Records from a data collection
· · · · · · ·
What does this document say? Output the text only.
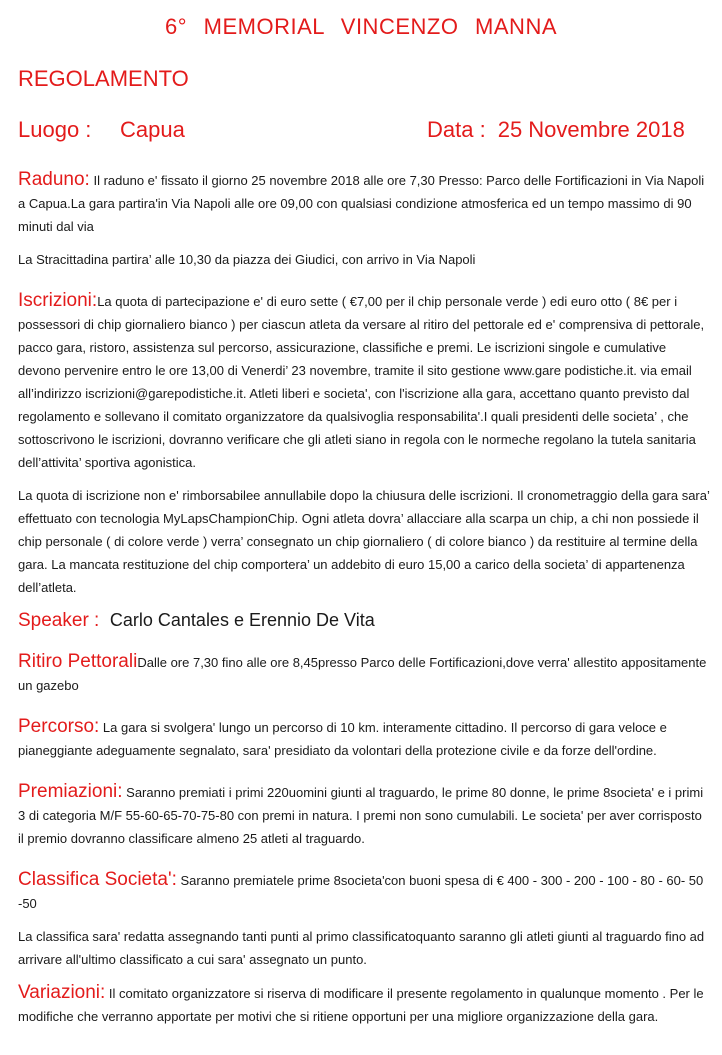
6° MEMORIAL VINCENZO MANNA
REGOLAMENTO
Luogo : Capua	Data : 25 Novembre 2018

Raduno: Il raduno e' fissato il giorno 25 novembre 2018 alle ore 7,30 Presso: Parco delle Fortificazioni in Via Napoli a Capua.La gara partira'in Via Napoli alle ore 09,00 con qualsiasi condizione atmosferica ed un tempo massimo di 90 minuti dal via

La Stracittadina partira’ alle 10,30 da piazza dei Giudici, con arrivo in Via Napoli

Iscrizioni:La quota di partecipazione e' di euro sette ( €7,00 per il chip personale verde ) edi euro otto ( 8€ per i possessori di chip giornaliero bianco ) per ciascun atleta da versare al ritiro del pettorale ed e' comprensiva di pettorale, pacco gara, ristoro, assistenza sul percorso, assicurazione, classifiche e premi. Le iscrizioni singole e cumulative devono pervenire entro le ore 13,00 di Venerdi’ 23 novembre, tramite il sito gestione www.gare podistiche.it. via email all’indirizzo iscrizioni@garepodistiche.it. Atleti liberi e societa', con l'iscrizione alla gara, accettano quanto previsto dal regolamento e sollevano il comitato organizzatore da qualsivoglia responsabilita'.I quali presidenti delle societa’ , che sottoscrivono le iscrizioni, dovranno verificare che gli atleti siano in regola con le normeche regolano la tutela sanitaria dell’attivita’ sportiva agonistica.

La quota di iscrizione non e' rimborsabilee annullabile dopo la chiusura delle iscrizioni. Il cronometraggio della gara sara’ effettuato con tecnologia MyLapsChampionChip. Ogni atleta dovra’ allacciare alla scarpa un chip, a chi non possiede il chip personale ( di colore verde ) verra’ consegnato un chip giornaliero ( di colore bianco ) da restituire al termine della gara. La mancata restituzione del chip comportera’ un addebito di euro 15,00 a carico della societa’ di appartenenza dell’atleta.

Speaker : Carlo Cantales e Erennio De Vita

Ritiro PettoraliDalle ore 7,30 fino alle ore 8,45presso Parco delle Fortificazioni,dove verra' allestito appositamente un gazebo

Percorso: La gara si svolgera' lungo un percorso di 10 km. interamente cittadino. Il percorso di gara veloce e pianeggiante adeguamente segnalato, sara' presidiato da volontari della protezione civile e da forze dell'ordine.

Premiazioni: Saranno premiati i primi 220uomini giunti al traguardo, le prime 80 donne, le prime 8societa' e i primi 3 di categoria M/F 55-60-65-70-75-80 con premi in natura. I premi non sono cumulabili. Le societa' per aver corrisposto il premio dovranno classificare almeno 25 atleti al traguardo.

Classifica Societa': Saranno premiatele prime 8societa'con buoni spesa di € 400 - 300 - 200 - 100 - 80 - 60- 50 -50

La classifica sara' redatta assegnando tanti punti al primo classificatoquanto saranno gli atleti giunti al traguardo fino ad arrivare all'ultimo classificato a cui sara' assegnato un punto.

Variazioni: Il comitato organizzatore si riserva di modificare il presente regolamento in qualunque momento . Per le modifiche che verranno apportate per motivi che si ritiene opportuni per una migliore organizzazione della gara.
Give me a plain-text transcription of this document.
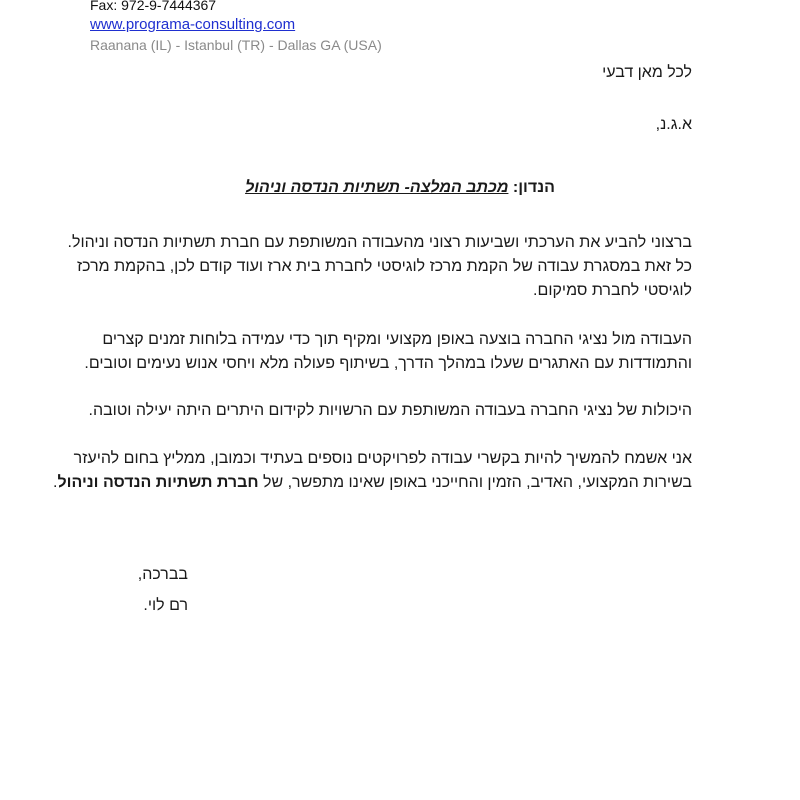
Fax: 972-9-7444367
www.programa-consulting.com
Raanana (IL) - Istanbul (TR) - Dallas GA (USA)
לכל מאן דבעי
א.ג.נ,
הנדון: מכתב המלצה- תשתיות הנדסה וניהול
ברצוני להביע את הערכתי ושביעות רצוני מהעבודה המשותפת עם חברת תשתיות הנדסה וניהול.
כל זאת במסגרת עבודה של הקמת מרכז לוגיסטי לחברת בית ארז ועוד קודם לכן, בהקמת מרכז
לוגיסטי לחברת סמיקום.
העבודה מול נציגי החברה בוצעה באופן מקצועי ומקיף תוך כדי עמידה בלוחות זמנים קצרים
והתמודדות עם האתגרים שעלו במהלך הדרך, בשיתוף פעולה מלא ויחסי אנוש נעימים וטובים.
היכולות של נציגי החברה בעבודה המשותפת עם הרשויות לקידום היתרים היתה יעילה וטובה.
אני אשמח להמשיך להיות בקשרי עבודה לפרויקטים נוספים בעתיד וכמובן, ממליץ בחום להיעזר
בשירות המקצועי, האדיב, הזמין והחייכני באופן שאינו מתפשר, של חברת תשתיות הנדסה וניהול.
בברכה,
רם לוי.
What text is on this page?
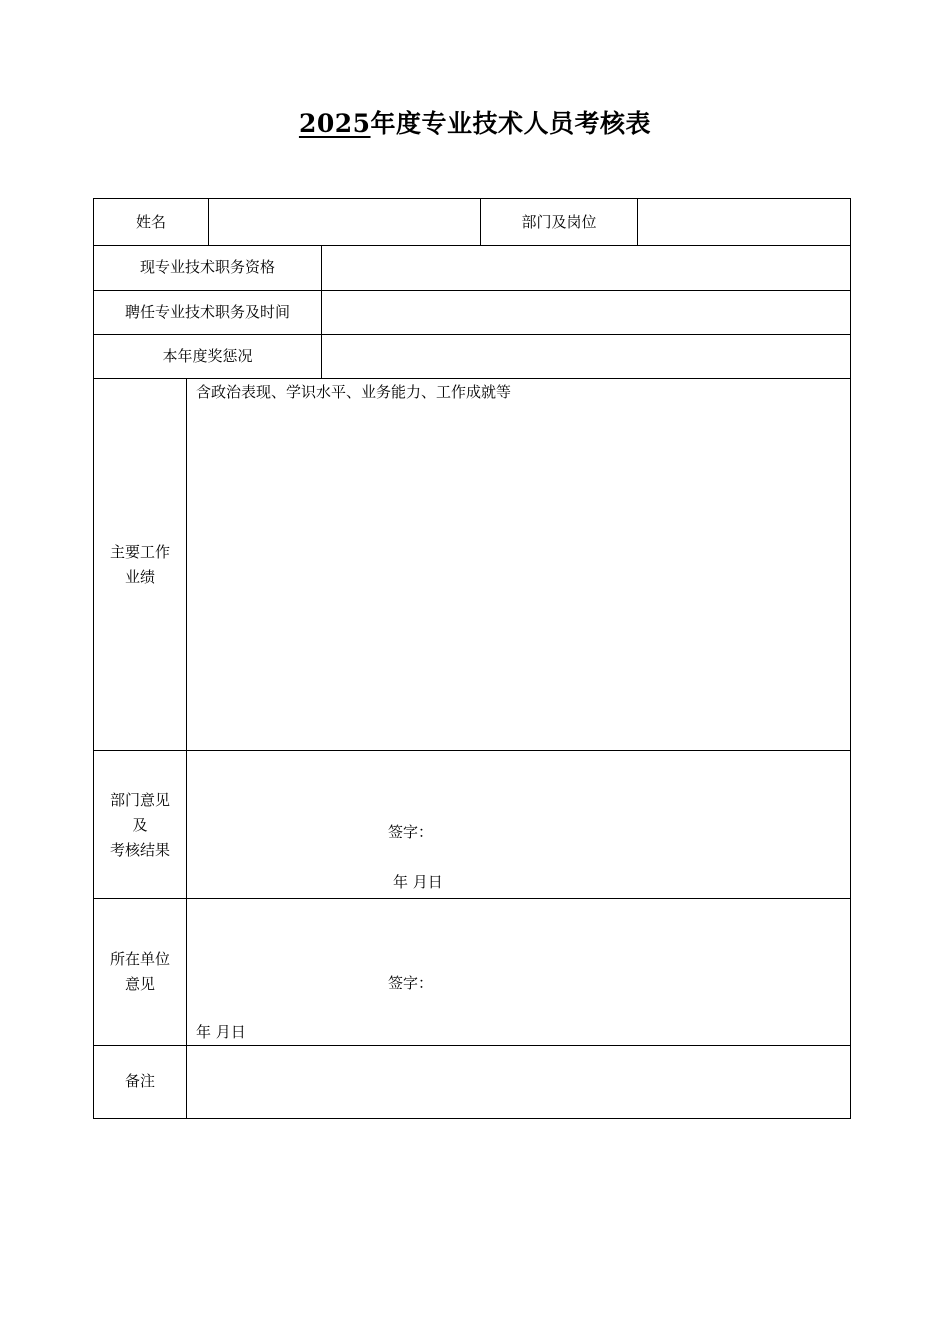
2025年度专业技术人员考核表
姓名	部门及岗位
现专业技术职务资格
聘任专业技术职务及时间
本年度奖惩况
主要工作
业绩
含政治表现、学识水平、业务能力、工作成就等
部门意见
及
考核结果
签字：
年 月日
所在单位
意见	签字：
年 月日
备注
· · · · · · ·
Skip the pictures, then retype every line above exactly.

WRITTEN ANSWER:
What does this document say? Output the text only.
6° MEMORIAL VINCENZO MANNA
REGOLAMENTO
Luogo : Capua	Data : 25 Novembre 2018

Raduno: Il raduno e' fissato il giorno 25 novembre 2018 alle ore 7,30 Presso: Parco delle Fortificazioni in Via Napoli a Capua.La gara partira'in Via Napoli alle ore 09,00 con qualsiasi condizione atmosferica ed un tempo massimo di 90 minuti dal via

La Stracittadina partira’ alle 10,30 da piazza dei Giudici, con arrivo in Via Napoli

Iscrizioni:La quota di partecipazione e' di euro sette ( €7,00 per il chip personale verde ) edi euro otto ( 8€ per i possessori di chip giornaliero bianco ) per ciascun atleta da versare al ritiro del pettorale ed e' comprensiva di pettorale, pacco gara, ristoro, assistenza sul percorso, assicurazione, classifiche e premi. Le iscrizioni singole e cumulative devono pervenire entro le ore 13,00 di Venerdi’ 23 novembre, tramite il sito gestione www.gare podistiche.it. via email all’indirizzo iscrizioni@garepodistiche.it. Atleti liberi e societa', con l'iscrizione alla gara, accettano quanto previsto dal regolamento e sollevano il comitato organizzatore da qualsivoglia responsabilita'.I quali presidenti delle societa’ , che sottoscrivono le iscrizioni, dovranno verificare che gli atleti siano in regola con le normeche regolano la tutela sanitaria dell’attivita’ sportiva agonistica.

La quota di iscrizione non e' rimborsabilee annullabile dopo la chiusura delle iscrizioni. Il cronometraggio della gara sara’ effettuato con tecnologia MyLapsChampionChip. Ogni atleta dovra’ allacciare alla scarpa un chip, a chi non possiede il chip personale ( di colore verde ) verra’ consegnato un chip giornaliero ( di colore bianco ) da restituire al termine della gara. La mancata restituzione del chip comportera’ un addebito di euro 15,00 a carico della societa’ di appartenenza dell’atleta.

Speaker : Carlo Cantales e Erennio De Vita

Ritiro PettoraliDalle ore 7,30 fino alle ore 8,45presso Parco delle Fortificazioni,dove verra' allestito appositamente un gazebo

Percorso: La gara si svolgera' lungo un percorso di 10 km. interamente cittadino. Il percorso di gara veloce e pianeggiante adeguamente segnalato, sara' presidiato da volontari della protezione civile e da forze dell'ordine.

Premiazioni: Saranno premiati i primi 220uomini giunti al traguardo, le prime 80 donne, le prime 8societa' e i primi 3 di categoria M/F 55-60-65-70-75-80 con premi in natura. I premi non sono cumulabili. Le societa' per aver corrisposto il premio dovranno classificare almeno 25 atleti al traguardo.

Classifica Societa': Saranno premiatele prime 8societa'con buoni spesa di € 400 - 300 - 200 - 100 - 80 - 60- 50 -50

La classifica sara' redatta assegnando tanti punti al primo classificatoquanto saranno gli atleti giunti al traguardo fino ad arrivare all'ultimo classificato a cui sara' assegnato un punto.

Variazioni: Il comitato organizzatore si riserva di modificare il presente regolamento in qualunque momento . Per le modifiche che verranno apportate per motivi che si ritiene opportuni per una migliore organizzazione della gara.
Give me a plain-text transcription of this document.
Fax: 972-9-7444367
www.programa-consulting.com
Raanana (IL) - Istanbul (TR) - Dallas GA (USA)
לכל מאן דבעי
א.ג.נ,
הנדון: מכתב המלצה- תשתיות הנדסה וניהול
ברצוני להביע את הערכתי ושביעות רצוני מהעבודה המשותפת עם חברת תשתיות הנדסה וניהול.
כל זאת במסגרת עבודה של הקמת מרכז לוגיסטי לחברת בית ארז ועוד קודם לכן, בהקמת מרכז
לוגיסטי לחברת סמיקום.
העבודה מול נציגי החברה בוצעה באופן מקצועי ומקיף תוך כדי עמידה בלוחות זמנים קצרים
והתמודדות עם האתגרים שעלו במהלך הדרך, בשיתוף פעולה מלא ויחסי אנוש נעימים וטובים.
היכולות של נציגי החברה בעבודה המשותפת עם הרשויות לקידום היתרים היתה יעילה וטובה.
אני אשמח להמשיך להיות בקשרי עבודה לפרויקטים נוספים בעתיד וכמובן, ממליץ בחום להיעזר
בשירות המקצועי, האדיב, הזמין והחייכני באופן שאינו מתפשר, של חברת תשתיות הנדסה וניהול.
בברכה,
רם לוי.
What text is on this page?
2025年度专业技术人员考核表
姓名	部门及岗位
现专业技术职务资格
聘任专业技术职务及时间
本年度奖惩况
主要工作
业绩
含政治表现、学识水平、业务能力、工作成就等
部门意见
及
考核结果
签字：
年 月日
所在单位
意见	签字：
年 月日
备注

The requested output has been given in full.